* _Task objective_
Restate each line word for word. Leave out every picture.

Start of Dataset entries

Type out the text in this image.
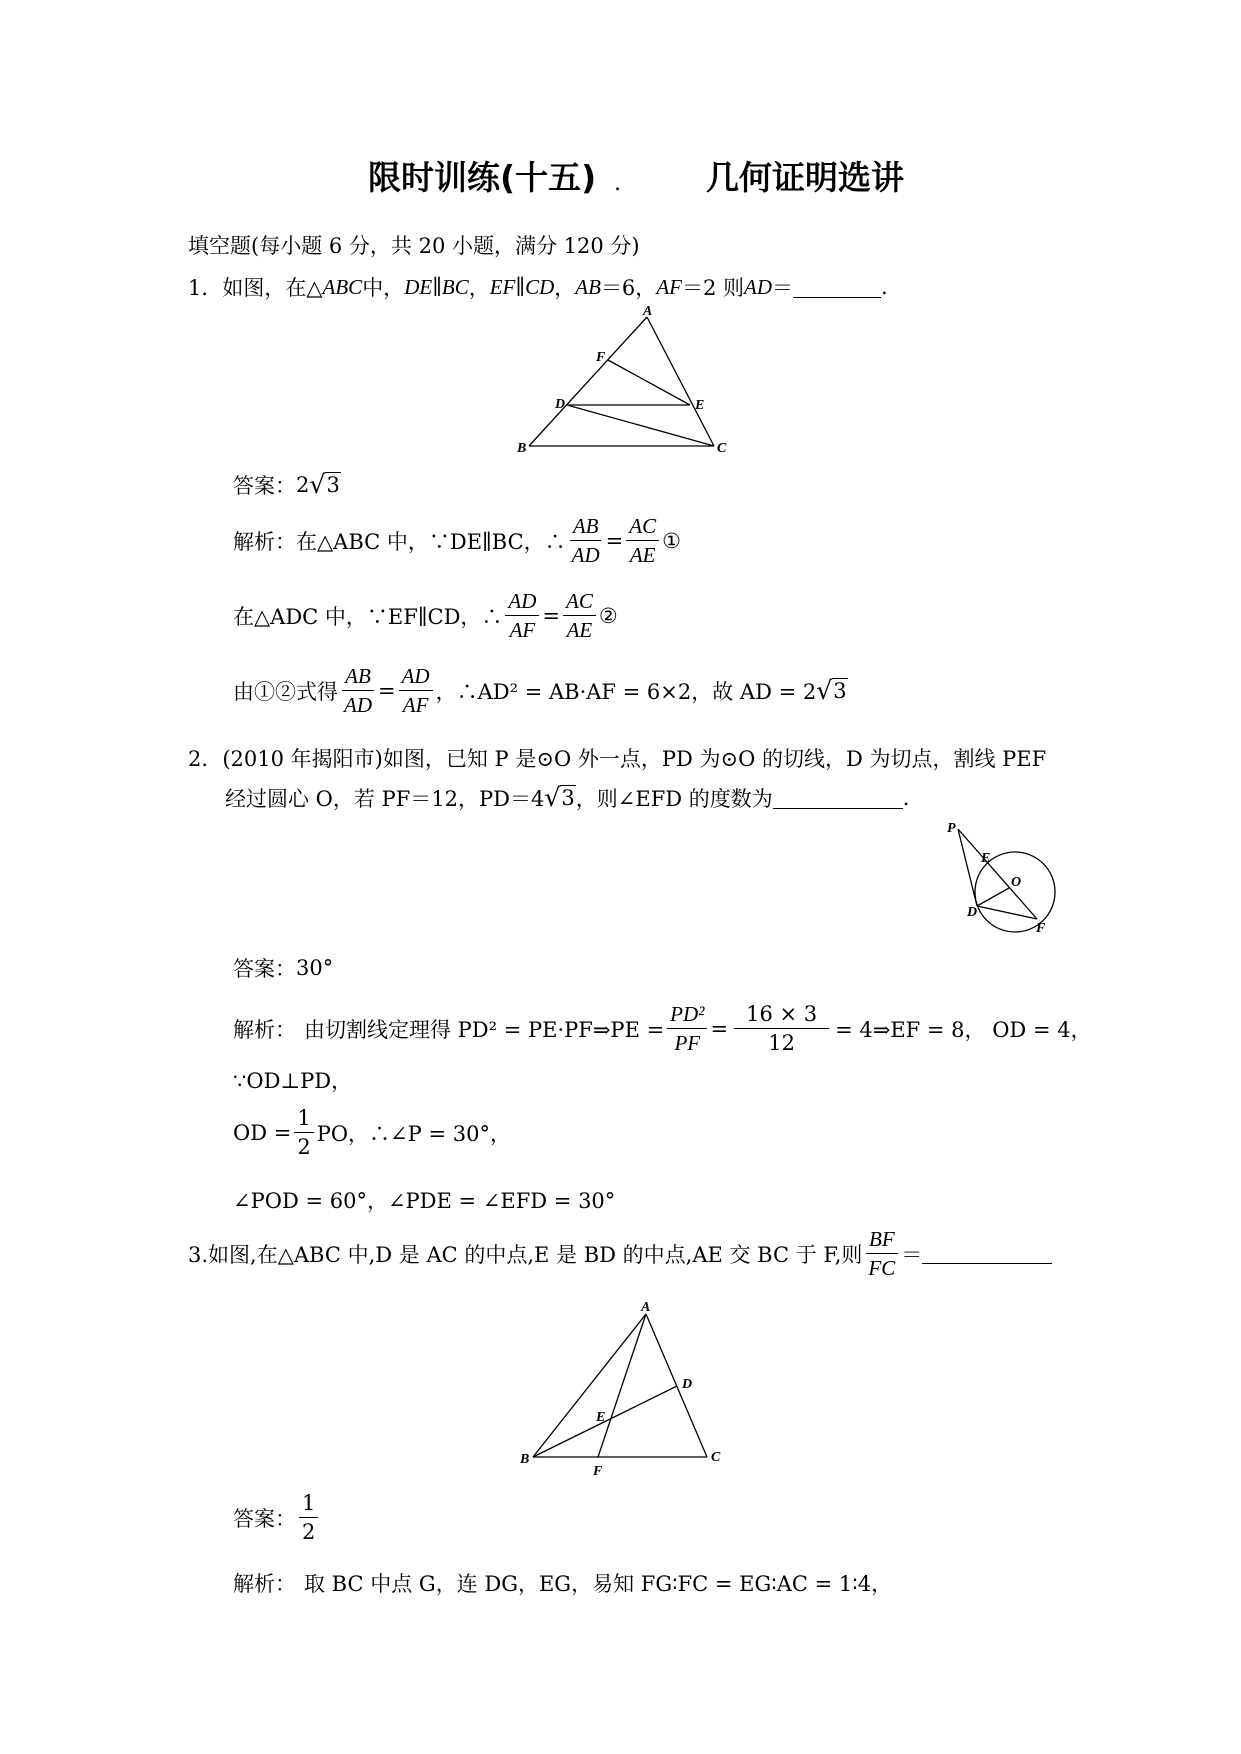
限时训练(十五) .	几何证明选讲
填空题(每小题 6 分，共 20 小题，满分 120 分)
1．如图，在△ ABC 中， DE ∥ BC ， EF ∥ CD ， AB ＝6， AF ＝2 则 AD ＝	.
A
F
D	E
B	C
答案： 2 √ 3
解析： 在△ABC 中，∵DE∥BC，∴ $\frac{AB}{AD} = \frac{AC}{AE}$ ①
在△ADC 中，∵EF∥CD，∴ $\frac{AD}{AF} = \frac{AC}{AE}$ ②
由①②式得 $\frac{AB}{AD} = \frac{AD}{AF}$ ，∴AD² = AB·AF = 6×2，故 AD = 2 √ 3
2．(2010 年揭阳市)如图，已知 P 是⊙O 外一点，PD 为⊙O 的切线，D 为切点，割线 PEF
经过圆心 O，若 PF＝12，PD＝4 √ 3 ，则∠EFD 的度数为	.
P
E
O
D
F
答案： 30°
解析： 由切割线定理得 PD² = PE·PF⇒PE = $\frac{\text{PD²}}{PF} = \frac{16 \times 3}{12}$ = 4⇒EF = 8， OD = 4，
∵OD⊥PD，
OD = $\frac{1}{2}$ PO，∴∠P = 30°，
∠POD = 60°，∠PDE = ∠EFD = 30°
3.如图,在△ABC 中,D 是 AC 的中点,E 是 BD 的中点,AE 交 BC 于 F,则 $\frac{BF}{FC}$ ＝
A
D
E
B
F
C
答案： $\frac{1}{2}$
解析： 取 BC 中点 G，连 DG，EG，易知 FG∶FC = EG∶AC = 1∶4，
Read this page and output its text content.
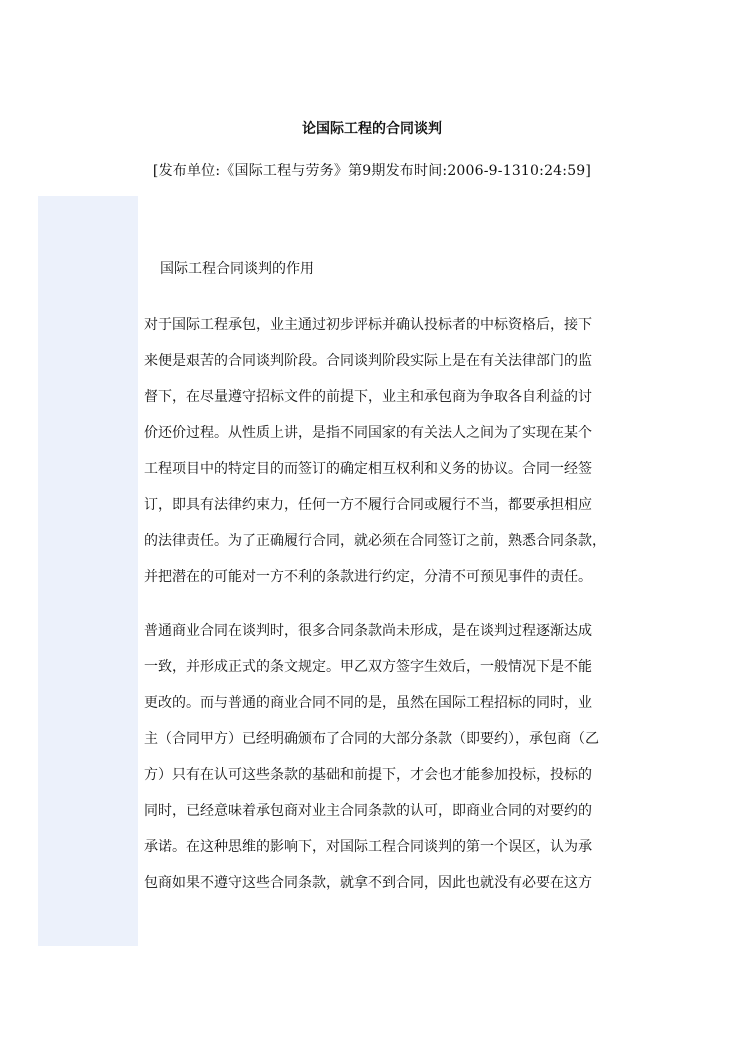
论国际工程的合同谈判
[发布单位:《国际工程与劳务》第9期发布时间:2006-9-1310:24:59]
国际工程合同谈判的作用
对于国际工程承包，业主通过初步评标并确认投标者的中标资格后，接下
来便是艰苦的合同谈判阶段。合同谈判阶段实际上是在有关法律部门的监
督下，在尽量遵守招标文件的前提下，业主和承包商为争取各自利益的讨
价还价过程。从性质上讲，是指不同国家的有关法人之间为了实现在某个
工程项目中的特定目的而签订的确定相互权利和义务的协议。合同一经签
订，即具有法律约束力，任何一方不履行合同或履行不当，都要承担相应
的法律责任。为了正确履行合同，就必须在合同签订之前，熟悉合同条款，
并把潜在的可能对一方不利的条款进行约定，分清不可预见事件的责任。
普通商业合同在谈判时，很多合同条款尚未形成，是在谈判过程逐渐达成
一致，并形成正式的条文规定。甲乙双方签字生效后，一般情况下是不能
更改的。而与普通的商业合同不同的是，虽然在国际工程招标的同时，业
主（合同甲方）已经明确颁布了合同的大部分条款（即要约），承包商（乙
方）只有在认可这些条款的基础和前提下，才会也才能参加投标，投标的
同时，已经意味着承包商对业主合同条款的认可，即商业合同的对要约的
承诺。在这种思维的影响下，对国际工程合同谈判的第一个误区，认为承
包商如果不遵守这些合同条款，就拿不到合同，因此也就没有必要在这方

End of Dataset entries

* _Worked answer_
Type out the text in this image.
限时训练(十五) .	几何证明选讲
填空题(每小题 6 分，共 20 小题，满分 120 分)
1．如图，在△ ABC 中， DE ∥ BC ， EF ∥ CD ， AB ＝6， AF ＝2 则 AD ＝	.
A
F
D	E
B	C
答案： 2 √ 3
解析： 在△ABC 中，∵DE∥BC，∴ $\frac{AB}{AD} = \frac{AC}{AE}$ ①
在△ADC 中，∵EF∥CD，∴ $\frac{AD}{AF} = \frac{AC}{AE}$ ②
由①②式得 $\frac{AB}{AD} = \frac{AD}{AF}$ ，∴AD² = AB·AF = 6×2，故 AD = 2 √ 3
2．(2010 年揭阳市)如图，已知 P 是⊙O 外一点，PD 为⊙O 的切线，D 为切点，割线 PEF
经过圆心 O，若 PF＝12，PD＝4 √ 3 ，则∠EFD 的度数为	.
P
E
O
D
F
答案： 30°
解析： 由切割线定理得 PD² = PE·PF⇒PE = $\frac{\text{PD²}}{PF} = \frac{16 \times 3}{12}$ = 4⇒EF = 8， OD = 4，
∵OD⊥PD，
OD = $\frac{1}{2}$ PO，∴∠P = 30°，
∠POD = 60°，∠PDE = ∠EFD = 30°
3.如图,在△ABC 中,D 是 AC 的中点,E 是 BD 的中点,AE 交 BC 于 F,则 $\frac{BF}{FC}$ ＝
A
D
E
B
F
C
答案： $\frac{1}{2}$
解析： 取 BC 中点 G，连 DG，EG，易知 FG∶FC = EG∶AC = 1∶4，
Read this page and output its text content.
论国际工程的合同谈判
[发布单位:《国际工程与劳务》第9期发布时间:2006-9-1310:24:59]
国际工程合同谈判的作用
对于国际工程承包，业主通过初步评标并确认投标者的中标资格后，接下
来便是艰苦的合同谈判阶段。合同谈判阶段实际上是在有关法律部门的监
督下，在尽量遵守招标文件的前提下，业主和承包商为争取各自利益的讨
价还价过程。从性质上讲，是指不同国家的有关法人之间为了实现在某个
工程项目中的特定目的而签订的确定相互权利和义务的协议。合同一经签
订，即具有法律约束力，任何一方不履行合同或履行不当，都要承担相应
的法律责任。为了正确履行合同，就必须在合同签订之前，熟悉合同条款，
并把潜在的可能对一方不利的条款进行约定，分清不可预见事件的责任。
普通商业合同在谈判时，很多合同条款尚未形成，是在谈判过程逐渐达成
一致，并形成正式的条文规定。甲乙双方签字生效后，一般情况下是不能
更改的。而与普通的商业合同不同的是，虽然在国际工程招标的同时，业
主（合同甲方）已经明确颁布了合同的大部分条款（即要约），承包商（乙
方）只有在认可这些条款的基础和前提下，才会也才能参加投标，投标的
同时，已经意味着承包商对业主合同条款的认可，即商业合同的对要约的
承诺。在这种思维的影响下，对国际工程合同谈判的第一个误区，认为承
包商如果不遵守这些合同条款，就拿不到合同，因此也就没有必要在这方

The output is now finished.